* _課題の指示 1_
リストのうち「divider [708,380,907,381]」を含む行から「windows-logo-icon [15,601,21,607]」を含む行までを、「section-label」を「heading-label」に入れ替えて書き直してください。それ以外は元のままにすること。

* _出典文書_
第144号 法人税の重加算税の取扱い(個別通達)について2
法人税の重加算税の取扱い(個別通達)について2
3
(帳簿書類の隠匿、虚偽記載等に該当しない場合)
次に掲げる場合で、
当該行為が相手方との通謀又は証憑書類等の破棄、
隠匿若しくは改ざんによるもの等でないときは、
帳簿書類の隠匿、虚偽記載等に該当しない。
1
売上げ等の収入の計上を繰り延べている場合において、
その売上げ等の収入が翌事業年度の収益に
計上されていることが確認されたとき
2
原価を含む経費の繰上計上をしている場合において、
その経費がその翌事業年度に支出されたことが
確認されたとき
3
棚卸資産の評価換えにより過少評価をしている場合
4
確定した決算の基礎となった帳簿に、
交際費等又は寄附金のように
損金算入について制限がある費用を
単に他の費用科目に計上している場合
前回の1(隠蔽又は仮装に該当する場合)に
該当する場合で、今回の3
(帳簿書類の隠匿、 虚偽記載等に該当しない場合)
にも該当する場合はどうなるのかという問題があるが、
結論からいうと、
1に該当すれば3に該当しても重加算税賦課となります。
まず、税法が単年度主義であり、
本来的に各事業年度ごとに課税を考えるものであり、
たとえ翌事業年度に売上げ等が計上されていても、
そこに仮装・隠蔽があれば過少申告加算税に代えて
重加算税を賦課することとなります。

* _課題の指示 2_
重加算税の取扱いに関する文書で、帳簿書類の隠匿、虚偽記載等に該当しない場合として挙げられているものをすべて書き出してください。

* _資料_
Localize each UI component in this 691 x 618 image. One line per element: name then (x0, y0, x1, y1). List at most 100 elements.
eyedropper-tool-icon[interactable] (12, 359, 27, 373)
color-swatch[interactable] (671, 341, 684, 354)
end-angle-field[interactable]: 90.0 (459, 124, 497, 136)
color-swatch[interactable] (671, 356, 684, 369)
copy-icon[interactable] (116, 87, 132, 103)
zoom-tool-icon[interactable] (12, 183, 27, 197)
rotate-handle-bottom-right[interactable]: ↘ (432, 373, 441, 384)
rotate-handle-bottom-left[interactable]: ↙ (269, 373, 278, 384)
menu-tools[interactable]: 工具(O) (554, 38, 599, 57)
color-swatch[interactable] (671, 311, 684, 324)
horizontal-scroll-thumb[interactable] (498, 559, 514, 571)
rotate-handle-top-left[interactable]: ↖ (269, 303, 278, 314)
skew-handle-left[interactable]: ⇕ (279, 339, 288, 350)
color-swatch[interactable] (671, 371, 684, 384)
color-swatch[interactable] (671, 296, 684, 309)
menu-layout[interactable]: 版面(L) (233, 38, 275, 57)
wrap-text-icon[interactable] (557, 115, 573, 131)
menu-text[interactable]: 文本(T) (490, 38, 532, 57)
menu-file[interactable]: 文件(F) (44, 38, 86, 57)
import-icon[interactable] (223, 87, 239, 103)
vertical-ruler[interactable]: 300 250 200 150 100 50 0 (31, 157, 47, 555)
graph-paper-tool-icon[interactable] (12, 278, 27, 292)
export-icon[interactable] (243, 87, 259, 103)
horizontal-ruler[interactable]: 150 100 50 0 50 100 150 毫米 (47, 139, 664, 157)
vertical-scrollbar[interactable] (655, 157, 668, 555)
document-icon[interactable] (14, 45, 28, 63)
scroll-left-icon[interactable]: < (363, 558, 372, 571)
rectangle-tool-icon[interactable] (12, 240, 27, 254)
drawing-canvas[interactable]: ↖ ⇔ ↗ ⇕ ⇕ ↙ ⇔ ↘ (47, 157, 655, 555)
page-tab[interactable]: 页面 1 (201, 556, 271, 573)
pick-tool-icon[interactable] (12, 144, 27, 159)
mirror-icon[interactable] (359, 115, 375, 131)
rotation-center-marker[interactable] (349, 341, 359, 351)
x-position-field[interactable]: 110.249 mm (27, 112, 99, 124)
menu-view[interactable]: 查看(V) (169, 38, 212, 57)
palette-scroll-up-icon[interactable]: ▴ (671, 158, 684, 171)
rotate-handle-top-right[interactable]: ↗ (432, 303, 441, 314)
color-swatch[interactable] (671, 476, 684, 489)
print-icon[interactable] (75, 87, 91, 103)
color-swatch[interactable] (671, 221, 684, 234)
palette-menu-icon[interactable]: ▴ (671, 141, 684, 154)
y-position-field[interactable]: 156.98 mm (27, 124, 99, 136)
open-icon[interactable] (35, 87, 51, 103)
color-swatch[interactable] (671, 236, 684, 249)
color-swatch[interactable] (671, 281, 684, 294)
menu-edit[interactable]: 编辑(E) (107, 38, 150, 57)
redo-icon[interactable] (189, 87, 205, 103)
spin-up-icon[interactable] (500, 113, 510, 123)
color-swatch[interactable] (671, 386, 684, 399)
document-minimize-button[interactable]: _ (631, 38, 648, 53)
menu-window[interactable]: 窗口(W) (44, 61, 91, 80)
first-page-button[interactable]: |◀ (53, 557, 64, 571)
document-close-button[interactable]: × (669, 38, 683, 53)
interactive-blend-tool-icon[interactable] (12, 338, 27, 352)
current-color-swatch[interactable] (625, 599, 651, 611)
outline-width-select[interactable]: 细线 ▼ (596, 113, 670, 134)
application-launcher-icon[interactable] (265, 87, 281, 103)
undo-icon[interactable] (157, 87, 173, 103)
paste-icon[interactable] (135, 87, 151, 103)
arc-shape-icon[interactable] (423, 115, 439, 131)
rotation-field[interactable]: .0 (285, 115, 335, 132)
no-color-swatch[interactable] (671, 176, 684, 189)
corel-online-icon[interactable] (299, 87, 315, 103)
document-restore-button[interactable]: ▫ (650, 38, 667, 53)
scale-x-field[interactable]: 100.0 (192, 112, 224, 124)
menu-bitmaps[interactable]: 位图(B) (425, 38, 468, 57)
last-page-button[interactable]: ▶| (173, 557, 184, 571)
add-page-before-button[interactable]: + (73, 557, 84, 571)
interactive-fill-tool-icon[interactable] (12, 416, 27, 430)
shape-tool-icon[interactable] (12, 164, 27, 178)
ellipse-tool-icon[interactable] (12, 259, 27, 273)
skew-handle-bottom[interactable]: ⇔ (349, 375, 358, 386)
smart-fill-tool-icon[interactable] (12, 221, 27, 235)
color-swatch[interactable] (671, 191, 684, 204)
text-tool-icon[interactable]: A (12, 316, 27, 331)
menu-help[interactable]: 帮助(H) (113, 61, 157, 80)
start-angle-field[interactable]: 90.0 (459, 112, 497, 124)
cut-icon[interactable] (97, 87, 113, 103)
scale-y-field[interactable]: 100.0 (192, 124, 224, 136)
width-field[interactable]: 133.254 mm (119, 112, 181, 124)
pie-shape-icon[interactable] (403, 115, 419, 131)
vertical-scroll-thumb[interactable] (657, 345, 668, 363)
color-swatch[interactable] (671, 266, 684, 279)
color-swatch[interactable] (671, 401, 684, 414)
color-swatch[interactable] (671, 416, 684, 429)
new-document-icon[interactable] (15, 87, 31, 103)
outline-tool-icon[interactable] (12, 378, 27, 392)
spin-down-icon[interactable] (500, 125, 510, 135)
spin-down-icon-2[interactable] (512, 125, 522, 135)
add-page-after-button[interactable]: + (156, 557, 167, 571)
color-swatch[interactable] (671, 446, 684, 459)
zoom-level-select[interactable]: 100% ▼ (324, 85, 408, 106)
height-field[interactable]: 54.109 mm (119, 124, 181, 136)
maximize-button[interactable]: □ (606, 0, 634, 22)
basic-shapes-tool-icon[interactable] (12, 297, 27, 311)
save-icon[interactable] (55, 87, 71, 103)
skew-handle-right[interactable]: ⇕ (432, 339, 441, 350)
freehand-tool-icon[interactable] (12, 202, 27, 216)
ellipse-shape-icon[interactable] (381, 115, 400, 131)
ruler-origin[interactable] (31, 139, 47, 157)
* * *
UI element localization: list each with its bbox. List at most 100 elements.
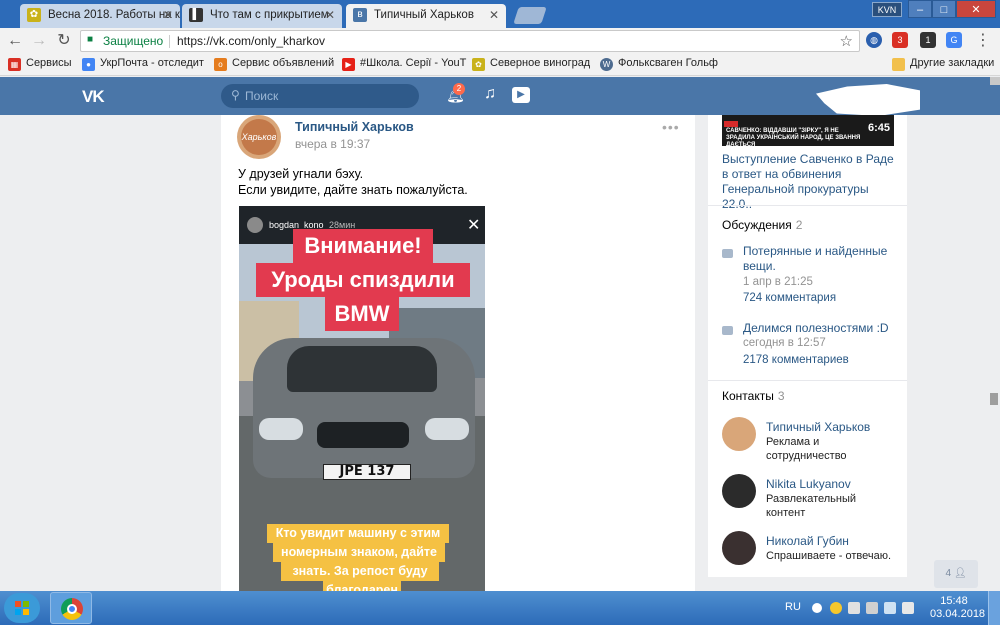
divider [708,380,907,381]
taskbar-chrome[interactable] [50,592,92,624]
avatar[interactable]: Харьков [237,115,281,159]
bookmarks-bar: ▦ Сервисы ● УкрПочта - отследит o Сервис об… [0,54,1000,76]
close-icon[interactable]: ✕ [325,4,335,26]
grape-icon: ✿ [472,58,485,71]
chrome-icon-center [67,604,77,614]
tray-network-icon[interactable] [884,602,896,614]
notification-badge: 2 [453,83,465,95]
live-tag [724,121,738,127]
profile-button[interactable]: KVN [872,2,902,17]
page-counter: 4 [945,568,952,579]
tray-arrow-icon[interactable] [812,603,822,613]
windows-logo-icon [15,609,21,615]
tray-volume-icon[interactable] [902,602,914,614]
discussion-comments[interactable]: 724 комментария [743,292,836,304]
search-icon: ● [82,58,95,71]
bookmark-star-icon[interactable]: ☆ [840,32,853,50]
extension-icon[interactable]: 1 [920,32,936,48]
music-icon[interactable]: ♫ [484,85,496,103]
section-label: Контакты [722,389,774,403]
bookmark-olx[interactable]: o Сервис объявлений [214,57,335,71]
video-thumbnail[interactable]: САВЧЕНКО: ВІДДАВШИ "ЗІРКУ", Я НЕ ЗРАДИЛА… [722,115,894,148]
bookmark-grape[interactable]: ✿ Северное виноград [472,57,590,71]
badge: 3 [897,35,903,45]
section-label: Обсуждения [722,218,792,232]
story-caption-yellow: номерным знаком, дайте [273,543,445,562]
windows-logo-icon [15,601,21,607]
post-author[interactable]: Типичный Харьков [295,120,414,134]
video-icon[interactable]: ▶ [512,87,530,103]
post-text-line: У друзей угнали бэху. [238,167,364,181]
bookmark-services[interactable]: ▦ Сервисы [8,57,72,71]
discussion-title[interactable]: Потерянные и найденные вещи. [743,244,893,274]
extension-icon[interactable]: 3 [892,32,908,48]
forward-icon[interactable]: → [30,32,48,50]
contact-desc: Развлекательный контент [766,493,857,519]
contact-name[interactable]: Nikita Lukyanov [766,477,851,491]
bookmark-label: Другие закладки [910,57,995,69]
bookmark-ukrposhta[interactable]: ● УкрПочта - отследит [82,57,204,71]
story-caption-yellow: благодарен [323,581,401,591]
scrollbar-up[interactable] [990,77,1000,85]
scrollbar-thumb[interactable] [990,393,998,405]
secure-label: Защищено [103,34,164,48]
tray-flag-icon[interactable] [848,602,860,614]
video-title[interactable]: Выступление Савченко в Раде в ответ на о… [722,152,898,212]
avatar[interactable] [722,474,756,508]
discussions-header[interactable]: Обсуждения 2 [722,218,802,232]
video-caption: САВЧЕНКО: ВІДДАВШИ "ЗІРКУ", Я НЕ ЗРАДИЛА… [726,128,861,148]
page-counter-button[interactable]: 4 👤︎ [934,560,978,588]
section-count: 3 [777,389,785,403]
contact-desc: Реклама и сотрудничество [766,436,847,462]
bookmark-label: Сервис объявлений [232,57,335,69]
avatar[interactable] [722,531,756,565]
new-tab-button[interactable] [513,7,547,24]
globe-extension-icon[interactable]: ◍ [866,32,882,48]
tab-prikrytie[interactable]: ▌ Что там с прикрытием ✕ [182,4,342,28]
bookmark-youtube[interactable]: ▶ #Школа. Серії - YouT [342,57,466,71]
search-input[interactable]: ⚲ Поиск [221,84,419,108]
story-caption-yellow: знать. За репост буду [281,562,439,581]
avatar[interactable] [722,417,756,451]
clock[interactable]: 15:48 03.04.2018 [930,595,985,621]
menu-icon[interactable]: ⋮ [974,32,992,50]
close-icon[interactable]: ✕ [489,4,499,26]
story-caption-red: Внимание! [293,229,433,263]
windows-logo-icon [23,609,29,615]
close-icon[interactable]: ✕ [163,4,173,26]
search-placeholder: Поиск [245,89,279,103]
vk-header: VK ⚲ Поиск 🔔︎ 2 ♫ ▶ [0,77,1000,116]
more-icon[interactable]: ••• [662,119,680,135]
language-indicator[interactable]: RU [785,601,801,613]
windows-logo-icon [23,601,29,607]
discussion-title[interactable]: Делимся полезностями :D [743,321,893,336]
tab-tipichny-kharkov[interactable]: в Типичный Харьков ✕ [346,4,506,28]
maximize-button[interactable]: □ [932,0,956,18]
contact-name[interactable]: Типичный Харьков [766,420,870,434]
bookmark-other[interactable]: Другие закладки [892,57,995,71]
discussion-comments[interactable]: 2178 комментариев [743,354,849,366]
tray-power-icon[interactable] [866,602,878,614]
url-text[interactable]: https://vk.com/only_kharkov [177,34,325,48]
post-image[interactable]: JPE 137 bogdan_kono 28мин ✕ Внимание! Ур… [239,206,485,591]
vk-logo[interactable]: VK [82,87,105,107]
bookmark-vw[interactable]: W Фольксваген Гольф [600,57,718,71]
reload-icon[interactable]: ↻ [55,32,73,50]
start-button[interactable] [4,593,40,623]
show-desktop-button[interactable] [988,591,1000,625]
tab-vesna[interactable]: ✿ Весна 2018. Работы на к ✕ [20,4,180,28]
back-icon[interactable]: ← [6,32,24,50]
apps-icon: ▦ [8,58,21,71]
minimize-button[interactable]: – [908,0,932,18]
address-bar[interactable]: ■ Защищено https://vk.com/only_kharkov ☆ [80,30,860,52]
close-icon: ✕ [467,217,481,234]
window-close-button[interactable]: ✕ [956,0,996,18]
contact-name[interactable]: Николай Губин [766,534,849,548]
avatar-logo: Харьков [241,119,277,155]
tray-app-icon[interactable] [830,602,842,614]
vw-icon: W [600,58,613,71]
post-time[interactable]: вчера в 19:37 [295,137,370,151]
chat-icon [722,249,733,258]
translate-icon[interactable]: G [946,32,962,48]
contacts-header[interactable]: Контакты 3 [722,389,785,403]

* _解答例 1_
divider [708,380,907,381]
taskbar-chrome[interactable] [50,592,92,624]
avatar[interactable]: Харьков [237,115,281,159]
bookmarks-bar: ▦ Сервисы ● УкрПочта - отследит o Сервис об… [0,54,1000,76]
close-icon[interactable]: ✕ [325,4,335,26]
grape-icon: ✿ [472,58,485,71]
chrome-icon-center [67,604,77,614]
tray-network-icon[interactable] [884,602,896,614]
notification-badge: 2 [453,83,465,95]
live-tag [724,121,738,127]
profile-button[interactable]: KVN [872,2,902,17]
page-counter: 4 [945,568,952,579]
tray-arrow-icon[interactable] [812,603,822,613]
windows-logo-icon [15,609,21,615]
tray-volume-icon[interactable] [902,602,914,614]
discussion-comments[interactable]: 724 комментария [743,292,836,304]
search-icon: ● [82,58,95,71]
bookmark-star-icon[interactable]: ☆ [840,32,853,50]
extension-icon[interactable]: 1 [920,32,936,48]
music-icon[interactable]: ♫ [484,85,496,103]
heading-label: Контакты [722,389,774,403]
bookmark-olx[interactable]: o Сервис объявлений [214,57,335,71]
video-thumbnail[interactable]: САВЧЕНКО: ВІДДАВШИ "ЗІРКУ", Я НЕ ЗРАДИЛА… [722,115,894,148]
bookmark-grape[interactable]: ✿ Северное виноград [472,57,590,71]
badge: 3 [897,35,903,45]
heading-label: Обсуждения [722,218,792,232]
story-caption-yellow: номерным знаком, дайте [273,543,445,562]
windows-logo-icon [15,601,21,607]

* _解答例 2_
1. 売上げ等の収入の計上を繰り延べている場合で、その収入が翌事業年度の収益に計上されていることが確認されたとき
2. 原価を含む経費の繰上計上をしている場合で、その経費が翌事業年度に支出されたことが確認されたとき
3. 棚卸資産の評価換えにより過少評価をしている場合
4. 確定した決算の基礎となった帳簿に、交際費等または寄附金のように損金算入について制限がある費用を、単に他の費用科目に計上している場合